• [作業項目] 抜粋文で、発達した実用の学問として挙げられている分野をすべて書き出してください。

• [抜粋文]
━━━━━━━━━━

ティグリス川とユーフラテス川にはさまれたメソポタミア地方の南部では、前 3500
年ころから人口が急激に増え、神殿を中心とする大集落が数多く生まれた。やがて文
字が発明され、金属器が普及し、大村落は都市に発展した。こうして、前 2700 年ころ
までにシュメール人が都市国家を形成した。神権政治がおこなわれ、壮大な神殿・王
宮・王墓がつくられ、豪華なシュメール文化が栄えた。前 24 世紀ころ、セム語系のア
ッカド人がシュメール人都市国家を征服してメソポタミアを統一した。その後、アム
ル人のバビロン第一王朝が建国された。 【1 ハンムラビ王 】が、それまでの法慣習
を集成して法典を定めた。メソポタミアは多神教であり、文字はシュメール人がはじ
めた楔形文字が使用され、粘土板に書かれた。六十進法や太陰暦を用い、天文・暦法・
数学・農学などの実用の学問が発達した。

━━━━━━━━━━

• [提供記録]
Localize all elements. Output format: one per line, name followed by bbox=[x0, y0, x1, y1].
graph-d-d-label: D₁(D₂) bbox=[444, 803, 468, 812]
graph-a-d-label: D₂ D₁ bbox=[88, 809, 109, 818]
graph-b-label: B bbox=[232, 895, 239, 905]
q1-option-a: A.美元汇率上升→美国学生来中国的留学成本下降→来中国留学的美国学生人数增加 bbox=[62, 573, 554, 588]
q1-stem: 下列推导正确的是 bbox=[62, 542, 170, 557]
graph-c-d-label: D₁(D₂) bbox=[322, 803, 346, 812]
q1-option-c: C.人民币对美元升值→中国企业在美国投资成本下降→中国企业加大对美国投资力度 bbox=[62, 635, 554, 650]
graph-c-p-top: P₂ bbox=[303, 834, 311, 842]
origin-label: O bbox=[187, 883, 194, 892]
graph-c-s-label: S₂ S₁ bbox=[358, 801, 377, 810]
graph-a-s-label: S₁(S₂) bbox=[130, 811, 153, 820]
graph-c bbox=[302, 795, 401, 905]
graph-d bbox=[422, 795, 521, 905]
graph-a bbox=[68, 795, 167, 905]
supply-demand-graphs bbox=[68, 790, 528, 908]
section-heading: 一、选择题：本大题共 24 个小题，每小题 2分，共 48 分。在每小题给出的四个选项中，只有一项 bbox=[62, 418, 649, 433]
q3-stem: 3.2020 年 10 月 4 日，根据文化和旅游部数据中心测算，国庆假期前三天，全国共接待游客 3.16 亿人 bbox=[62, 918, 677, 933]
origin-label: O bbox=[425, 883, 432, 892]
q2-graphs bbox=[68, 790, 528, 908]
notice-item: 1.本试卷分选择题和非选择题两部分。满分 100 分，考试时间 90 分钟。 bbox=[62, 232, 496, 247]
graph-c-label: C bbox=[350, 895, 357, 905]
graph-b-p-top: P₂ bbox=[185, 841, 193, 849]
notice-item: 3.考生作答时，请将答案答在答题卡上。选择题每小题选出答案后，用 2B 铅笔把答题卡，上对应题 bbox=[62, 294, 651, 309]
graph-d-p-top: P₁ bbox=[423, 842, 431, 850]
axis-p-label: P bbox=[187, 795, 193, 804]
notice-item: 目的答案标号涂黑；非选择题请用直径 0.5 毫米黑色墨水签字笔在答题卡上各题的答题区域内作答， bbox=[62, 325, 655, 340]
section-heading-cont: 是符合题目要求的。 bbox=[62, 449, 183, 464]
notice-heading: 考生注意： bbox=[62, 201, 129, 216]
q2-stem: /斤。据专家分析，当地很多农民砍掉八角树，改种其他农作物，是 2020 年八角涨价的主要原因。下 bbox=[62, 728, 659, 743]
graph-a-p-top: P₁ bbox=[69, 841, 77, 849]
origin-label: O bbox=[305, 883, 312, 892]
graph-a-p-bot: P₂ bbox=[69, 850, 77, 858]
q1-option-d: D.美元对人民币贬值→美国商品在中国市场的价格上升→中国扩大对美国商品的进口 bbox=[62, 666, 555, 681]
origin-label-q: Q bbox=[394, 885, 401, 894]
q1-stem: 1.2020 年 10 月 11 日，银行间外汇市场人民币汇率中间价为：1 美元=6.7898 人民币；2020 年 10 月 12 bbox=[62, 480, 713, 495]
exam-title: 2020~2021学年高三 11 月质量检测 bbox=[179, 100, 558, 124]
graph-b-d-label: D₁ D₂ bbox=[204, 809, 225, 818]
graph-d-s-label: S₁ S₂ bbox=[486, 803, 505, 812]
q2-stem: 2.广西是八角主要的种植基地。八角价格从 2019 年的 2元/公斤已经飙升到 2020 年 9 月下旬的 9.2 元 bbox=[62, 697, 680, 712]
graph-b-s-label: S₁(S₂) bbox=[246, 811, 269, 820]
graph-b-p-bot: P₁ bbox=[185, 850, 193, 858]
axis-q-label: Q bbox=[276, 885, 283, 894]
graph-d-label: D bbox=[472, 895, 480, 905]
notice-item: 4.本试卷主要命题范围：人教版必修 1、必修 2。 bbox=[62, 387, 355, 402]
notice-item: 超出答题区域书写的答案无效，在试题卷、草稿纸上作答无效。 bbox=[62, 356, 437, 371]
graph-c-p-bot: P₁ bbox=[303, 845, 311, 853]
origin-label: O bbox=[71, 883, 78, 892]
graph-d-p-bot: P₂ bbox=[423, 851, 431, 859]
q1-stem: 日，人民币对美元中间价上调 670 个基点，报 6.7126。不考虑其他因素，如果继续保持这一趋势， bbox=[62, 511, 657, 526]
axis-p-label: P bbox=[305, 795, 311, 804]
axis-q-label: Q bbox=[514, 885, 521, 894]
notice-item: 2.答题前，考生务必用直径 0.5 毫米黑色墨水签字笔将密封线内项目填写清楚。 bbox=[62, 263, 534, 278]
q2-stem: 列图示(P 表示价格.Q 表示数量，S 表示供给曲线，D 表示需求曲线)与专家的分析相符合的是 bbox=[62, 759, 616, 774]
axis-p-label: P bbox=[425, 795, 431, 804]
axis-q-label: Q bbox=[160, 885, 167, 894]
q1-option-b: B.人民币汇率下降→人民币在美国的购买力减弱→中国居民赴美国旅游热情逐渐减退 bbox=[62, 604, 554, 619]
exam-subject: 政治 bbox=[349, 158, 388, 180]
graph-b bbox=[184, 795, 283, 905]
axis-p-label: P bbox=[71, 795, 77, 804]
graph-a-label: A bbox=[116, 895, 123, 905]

━━━━━━━━━━

• [解答] 天文、暦法、数学、農学